— START Data extract —

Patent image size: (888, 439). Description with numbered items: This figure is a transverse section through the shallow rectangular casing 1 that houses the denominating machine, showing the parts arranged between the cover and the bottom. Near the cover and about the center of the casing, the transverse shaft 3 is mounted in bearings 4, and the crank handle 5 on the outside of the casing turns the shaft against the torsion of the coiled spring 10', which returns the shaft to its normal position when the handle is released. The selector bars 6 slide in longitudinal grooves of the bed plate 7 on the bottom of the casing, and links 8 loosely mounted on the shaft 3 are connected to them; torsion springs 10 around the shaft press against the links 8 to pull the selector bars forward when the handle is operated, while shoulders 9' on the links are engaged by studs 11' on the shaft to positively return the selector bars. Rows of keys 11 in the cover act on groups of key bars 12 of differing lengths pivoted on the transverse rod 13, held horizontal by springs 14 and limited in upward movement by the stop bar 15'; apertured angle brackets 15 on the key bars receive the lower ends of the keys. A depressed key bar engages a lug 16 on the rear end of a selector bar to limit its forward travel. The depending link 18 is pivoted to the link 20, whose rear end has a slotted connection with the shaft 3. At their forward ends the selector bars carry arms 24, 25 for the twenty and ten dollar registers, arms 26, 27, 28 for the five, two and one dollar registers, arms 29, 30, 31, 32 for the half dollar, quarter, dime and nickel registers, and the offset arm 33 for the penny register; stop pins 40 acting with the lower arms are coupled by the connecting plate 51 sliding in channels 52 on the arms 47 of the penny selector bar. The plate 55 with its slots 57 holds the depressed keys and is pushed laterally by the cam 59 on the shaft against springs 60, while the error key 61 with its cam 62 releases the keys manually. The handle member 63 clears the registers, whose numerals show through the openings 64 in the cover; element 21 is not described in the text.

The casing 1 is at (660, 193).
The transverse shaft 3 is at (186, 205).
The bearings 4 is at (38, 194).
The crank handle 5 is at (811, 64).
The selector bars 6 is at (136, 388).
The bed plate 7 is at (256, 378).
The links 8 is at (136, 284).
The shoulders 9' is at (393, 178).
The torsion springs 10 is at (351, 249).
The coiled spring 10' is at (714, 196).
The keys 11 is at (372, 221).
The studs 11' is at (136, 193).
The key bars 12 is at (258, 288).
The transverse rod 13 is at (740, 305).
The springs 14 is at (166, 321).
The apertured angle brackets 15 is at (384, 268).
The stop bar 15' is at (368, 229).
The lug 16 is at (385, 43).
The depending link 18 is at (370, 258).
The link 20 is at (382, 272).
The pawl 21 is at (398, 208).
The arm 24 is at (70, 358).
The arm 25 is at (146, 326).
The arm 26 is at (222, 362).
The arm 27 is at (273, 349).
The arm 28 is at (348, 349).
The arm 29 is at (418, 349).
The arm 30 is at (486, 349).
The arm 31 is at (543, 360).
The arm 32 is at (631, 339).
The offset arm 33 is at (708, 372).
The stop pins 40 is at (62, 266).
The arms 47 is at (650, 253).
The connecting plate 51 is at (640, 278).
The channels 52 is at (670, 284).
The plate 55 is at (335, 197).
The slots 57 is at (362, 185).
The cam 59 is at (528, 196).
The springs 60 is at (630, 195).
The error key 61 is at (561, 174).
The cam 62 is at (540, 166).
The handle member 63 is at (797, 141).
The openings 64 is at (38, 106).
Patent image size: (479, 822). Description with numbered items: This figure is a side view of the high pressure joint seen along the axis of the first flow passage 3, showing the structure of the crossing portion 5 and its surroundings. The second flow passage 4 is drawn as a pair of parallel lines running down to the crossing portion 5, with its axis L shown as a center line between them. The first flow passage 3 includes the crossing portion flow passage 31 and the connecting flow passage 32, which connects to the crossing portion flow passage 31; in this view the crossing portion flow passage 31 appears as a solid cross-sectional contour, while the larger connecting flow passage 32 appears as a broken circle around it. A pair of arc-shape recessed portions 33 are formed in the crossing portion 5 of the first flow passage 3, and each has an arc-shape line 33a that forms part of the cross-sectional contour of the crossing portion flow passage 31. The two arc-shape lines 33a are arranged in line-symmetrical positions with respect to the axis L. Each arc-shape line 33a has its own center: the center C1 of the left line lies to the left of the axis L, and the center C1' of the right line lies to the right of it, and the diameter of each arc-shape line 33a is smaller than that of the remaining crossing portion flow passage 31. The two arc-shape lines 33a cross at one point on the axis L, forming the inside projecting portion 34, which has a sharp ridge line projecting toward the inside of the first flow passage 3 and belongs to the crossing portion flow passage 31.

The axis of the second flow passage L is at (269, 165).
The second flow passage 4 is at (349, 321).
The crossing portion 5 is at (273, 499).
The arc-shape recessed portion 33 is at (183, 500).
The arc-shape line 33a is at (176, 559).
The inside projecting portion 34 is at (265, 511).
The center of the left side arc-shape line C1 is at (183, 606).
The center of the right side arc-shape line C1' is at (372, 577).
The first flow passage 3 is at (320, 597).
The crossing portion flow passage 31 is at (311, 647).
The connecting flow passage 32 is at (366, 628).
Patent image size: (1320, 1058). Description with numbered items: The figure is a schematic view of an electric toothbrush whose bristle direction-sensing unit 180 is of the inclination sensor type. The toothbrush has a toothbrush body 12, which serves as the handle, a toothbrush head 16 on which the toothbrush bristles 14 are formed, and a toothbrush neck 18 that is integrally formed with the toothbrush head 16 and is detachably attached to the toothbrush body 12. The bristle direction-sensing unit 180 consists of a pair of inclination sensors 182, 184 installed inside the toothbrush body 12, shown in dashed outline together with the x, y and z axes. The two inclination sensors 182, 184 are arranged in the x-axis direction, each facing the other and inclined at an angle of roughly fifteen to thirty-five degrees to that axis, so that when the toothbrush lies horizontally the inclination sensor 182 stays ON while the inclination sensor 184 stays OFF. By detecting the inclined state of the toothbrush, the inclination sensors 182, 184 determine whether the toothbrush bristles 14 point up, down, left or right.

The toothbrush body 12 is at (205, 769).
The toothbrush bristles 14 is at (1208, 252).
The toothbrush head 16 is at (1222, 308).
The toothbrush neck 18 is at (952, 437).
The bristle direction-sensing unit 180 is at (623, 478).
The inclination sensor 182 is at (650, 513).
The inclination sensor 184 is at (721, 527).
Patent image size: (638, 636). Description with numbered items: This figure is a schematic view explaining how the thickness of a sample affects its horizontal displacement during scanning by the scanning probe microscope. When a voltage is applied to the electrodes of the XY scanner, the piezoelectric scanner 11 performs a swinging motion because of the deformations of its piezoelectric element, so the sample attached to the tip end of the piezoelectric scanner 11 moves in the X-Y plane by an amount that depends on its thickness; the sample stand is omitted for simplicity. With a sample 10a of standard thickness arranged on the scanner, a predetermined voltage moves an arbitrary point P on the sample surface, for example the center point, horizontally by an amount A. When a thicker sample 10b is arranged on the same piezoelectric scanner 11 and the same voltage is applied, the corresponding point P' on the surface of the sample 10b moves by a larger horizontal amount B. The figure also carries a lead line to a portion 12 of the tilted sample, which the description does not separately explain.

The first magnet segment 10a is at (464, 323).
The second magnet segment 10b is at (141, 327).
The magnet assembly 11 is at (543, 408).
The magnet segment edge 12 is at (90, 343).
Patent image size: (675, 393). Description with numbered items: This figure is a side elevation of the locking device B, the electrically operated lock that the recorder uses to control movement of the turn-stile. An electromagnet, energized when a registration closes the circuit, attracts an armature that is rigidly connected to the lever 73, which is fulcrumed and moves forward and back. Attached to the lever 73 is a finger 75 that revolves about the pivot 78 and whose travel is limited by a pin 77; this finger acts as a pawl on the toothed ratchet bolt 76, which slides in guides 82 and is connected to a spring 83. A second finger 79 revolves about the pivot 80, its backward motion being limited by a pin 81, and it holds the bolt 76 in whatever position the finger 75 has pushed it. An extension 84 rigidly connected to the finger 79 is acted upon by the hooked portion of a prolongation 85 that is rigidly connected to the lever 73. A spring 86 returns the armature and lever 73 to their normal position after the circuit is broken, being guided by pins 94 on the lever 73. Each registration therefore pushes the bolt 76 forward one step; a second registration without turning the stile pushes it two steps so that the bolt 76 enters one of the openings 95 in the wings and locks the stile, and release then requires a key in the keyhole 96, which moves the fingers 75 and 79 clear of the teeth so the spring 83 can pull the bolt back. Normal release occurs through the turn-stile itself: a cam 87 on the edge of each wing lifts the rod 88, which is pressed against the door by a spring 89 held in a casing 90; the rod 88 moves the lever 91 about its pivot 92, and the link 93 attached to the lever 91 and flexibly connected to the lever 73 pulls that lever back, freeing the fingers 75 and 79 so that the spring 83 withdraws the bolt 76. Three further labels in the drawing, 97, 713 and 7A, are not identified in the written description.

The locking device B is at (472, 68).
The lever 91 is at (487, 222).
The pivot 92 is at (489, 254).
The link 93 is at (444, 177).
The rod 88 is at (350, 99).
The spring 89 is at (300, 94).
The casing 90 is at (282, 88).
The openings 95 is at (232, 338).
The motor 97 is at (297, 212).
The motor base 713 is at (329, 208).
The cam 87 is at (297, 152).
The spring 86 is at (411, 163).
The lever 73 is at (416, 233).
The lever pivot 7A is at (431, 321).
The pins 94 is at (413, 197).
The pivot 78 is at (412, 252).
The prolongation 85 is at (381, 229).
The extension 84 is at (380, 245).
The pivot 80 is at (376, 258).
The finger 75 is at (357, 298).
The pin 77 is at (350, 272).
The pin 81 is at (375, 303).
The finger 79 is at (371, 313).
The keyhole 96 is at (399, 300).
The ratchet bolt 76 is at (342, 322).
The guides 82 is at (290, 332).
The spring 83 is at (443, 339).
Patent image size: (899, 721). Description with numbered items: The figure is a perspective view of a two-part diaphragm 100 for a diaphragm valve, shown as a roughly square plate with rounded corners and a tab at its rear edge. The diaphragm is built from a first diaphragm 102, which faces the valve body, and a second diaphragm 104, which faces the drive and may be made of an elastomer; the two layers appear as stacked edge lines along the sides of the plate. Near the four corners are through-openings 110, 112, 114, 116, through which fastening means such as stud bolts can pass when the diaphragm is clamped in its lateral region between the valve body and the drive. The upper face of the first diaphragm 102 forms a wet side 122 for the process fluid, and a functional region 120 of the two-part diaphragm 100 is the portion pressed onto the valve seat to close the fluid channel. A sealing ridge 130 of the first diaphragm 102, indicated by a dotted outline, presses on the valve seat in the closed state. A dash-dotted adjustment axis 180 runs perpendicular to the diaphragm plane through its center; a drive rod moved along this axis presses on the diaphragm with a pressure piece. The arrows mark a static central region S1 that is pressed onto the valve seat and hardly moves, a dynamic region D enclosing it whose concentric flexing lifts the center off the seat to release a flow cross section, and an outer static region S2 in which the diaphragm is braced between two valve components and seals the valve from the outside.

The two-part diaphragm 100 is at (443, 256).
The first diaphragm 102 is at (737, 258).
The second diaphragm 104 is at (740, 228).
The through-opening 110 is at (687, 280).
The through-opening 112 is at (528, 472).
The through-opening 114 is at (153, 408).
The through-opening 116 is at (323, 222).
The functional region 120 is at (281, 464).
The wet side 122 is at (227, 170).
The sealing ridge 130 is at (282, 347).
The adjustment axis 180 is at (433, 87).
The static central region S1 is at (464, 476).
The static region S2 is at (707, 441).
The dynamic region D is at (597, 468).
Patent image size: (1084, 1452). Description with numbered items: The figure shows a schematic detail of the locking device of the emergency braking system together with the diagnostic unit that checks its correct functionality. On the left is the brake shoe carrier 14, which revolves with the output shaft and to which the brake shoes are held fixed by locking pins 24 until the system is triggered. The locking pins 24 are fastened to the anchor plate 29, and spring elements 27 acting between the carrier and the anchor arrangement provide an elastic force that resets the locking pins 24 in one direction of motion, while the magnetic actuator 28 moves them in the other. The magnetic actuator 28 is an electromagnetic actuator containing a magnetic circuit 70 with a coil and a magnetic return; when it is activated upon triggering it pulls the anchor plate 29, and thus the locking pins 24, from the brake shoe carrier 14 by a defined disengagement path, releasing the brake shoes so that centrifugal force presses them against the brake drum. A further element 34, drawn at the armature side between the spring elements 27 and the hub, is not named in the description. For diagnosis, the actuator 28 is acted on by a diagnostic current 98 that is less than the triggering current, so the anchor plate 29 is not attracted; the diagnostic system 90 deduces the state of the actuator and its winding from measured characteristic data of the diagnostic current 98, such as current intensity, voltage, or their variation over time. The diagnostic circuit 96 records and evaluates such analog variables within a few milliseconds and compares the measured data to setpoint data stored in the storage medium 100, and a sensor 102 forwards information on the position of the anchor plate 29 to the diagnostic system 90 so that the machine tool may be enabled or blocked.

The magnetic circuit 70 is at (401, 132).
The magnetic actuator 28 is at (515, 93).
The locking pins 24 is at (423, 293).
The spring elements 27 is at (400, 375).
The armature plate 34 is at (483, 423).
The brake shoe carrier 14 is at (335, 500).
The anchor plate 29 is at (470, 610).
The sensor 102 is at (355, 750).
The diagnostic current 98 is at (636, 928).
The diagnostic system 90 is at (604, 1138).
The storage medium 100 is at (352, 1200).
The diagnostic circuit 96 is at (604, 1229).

— END Data extract —

__Problem to solve__:
Copy the lines above word for word, starting at the line containing "Patent image size: (638, 636)." and ending at the line containing "The magnet segment edge 12 is at (90, 343).".

__Result of the task__:
Patent image size: (638, 636). Description with numbered items: This figure is a schematic view explaining how the thickness of a sample affects its horizontal displacement during scanning by the scanning probe microscope. When a voltage is applied to the electrodes of the XY scanner, the piezoelectric scanner 11 performs a swinging motion because of the deformations of its piezoelectric element, so the sample attached to the tip end of the piezoelectric scanner 11 moves in the X-Y plane by an amount that depends on its thickness; the sample stand is omitted for simplicity. With a sample 10a of standard thickness arranged on the scanner, a predetermined voltage moves an arbitrary point P on the sample surface, for example the center point, horizontally by an amount A. When a thicker sample 10b is arranged on the same piezoelectric scanner 11 and the same voltage is applied, the corresponding point P' on the surface of the sample 10b moves by a larger horizontal amount B. The figure also carries a lead line to a portion 12 of the tilted sample, which the description does not separately explain.

The first magnet segment 10a is at (464, 323).
The second magnet segment 10b is at (141, 327).
The magnet assembly 11 is at (543, 408).
The magnet segment edge 12 is at (90, 343).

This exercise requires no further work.